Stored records

+--

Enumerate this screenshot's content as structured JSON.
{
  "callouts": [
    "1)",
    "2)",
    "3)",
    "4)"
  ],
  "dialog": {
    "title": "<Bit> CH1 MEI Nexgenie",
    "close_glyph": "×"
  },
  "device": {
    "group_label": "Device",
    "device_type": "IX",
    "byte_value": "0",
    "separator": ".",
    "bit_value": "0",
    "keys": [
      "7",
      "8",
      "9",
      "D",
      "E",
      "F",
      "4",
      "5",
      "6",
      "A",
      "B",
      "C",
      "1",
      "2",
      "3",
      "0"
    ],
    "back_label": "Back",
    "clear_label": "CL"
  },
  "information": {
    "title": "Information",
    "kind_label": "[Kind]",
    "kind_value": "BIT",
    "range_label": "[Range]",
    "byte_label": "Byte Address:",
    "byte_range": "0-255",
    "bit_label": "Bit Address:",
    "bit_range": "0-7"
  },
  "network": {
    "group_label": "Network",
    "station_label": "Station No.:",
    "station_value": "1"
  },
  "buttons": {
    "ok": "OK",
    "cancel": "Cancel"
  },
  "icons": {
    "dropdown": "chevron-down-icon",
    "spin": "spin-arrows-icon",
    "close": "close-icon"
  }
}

+--

Task brief
Extract the full listing above without altering anything.

Output for this exercise
Enumerate this screenshot's content as structured JSON.
{
  "callouts": [
    "1)",
    "2)",
    "3)",
    "4)"
  ],
  "dialog": {
    "title": "<Bit> CH1 MEI Nexgenie",
    "close_glyph": "×"
  },
  "device": {
    "group_label": "Device",
    "device_type": "IX",
    "byte_value": "0",
    "separator": ".",
    "bit_value": "0",
    "keys": [
      "7",
      "8",
      "9",
      "D",
      "E",
      "F",
      "4",
      "5",
      "6",
      "A",
      "B",
      "C",
      "1",
      "2",
      "3",
      "0"
    ],
    "back_label": "Back",
    "clear_label": "CL"
  },
  "information": {
    "title": "Information",
    "kind_label": "[Kind]",
    "kind_value": "BIT",
    "range_label": "[Range]",
    "byte_label": "Byte Address:",
    "byte_range": "0-255",
    "bit_label": "Bit Address:",
    "bit_range": "0-7"
  },
  "network": {
    "group_label": "Network",
    "station_label": "Station No.:",
    "station_value": "1"
  },
  "buttons": {
    "ok": "OK",
    "cancel": "Cancel"
  },
  "icons": {
    "dropdown": "chevron-down-icon",
    "spin": "spin-arrows-icon",
    "close": "close-icon"
  }
}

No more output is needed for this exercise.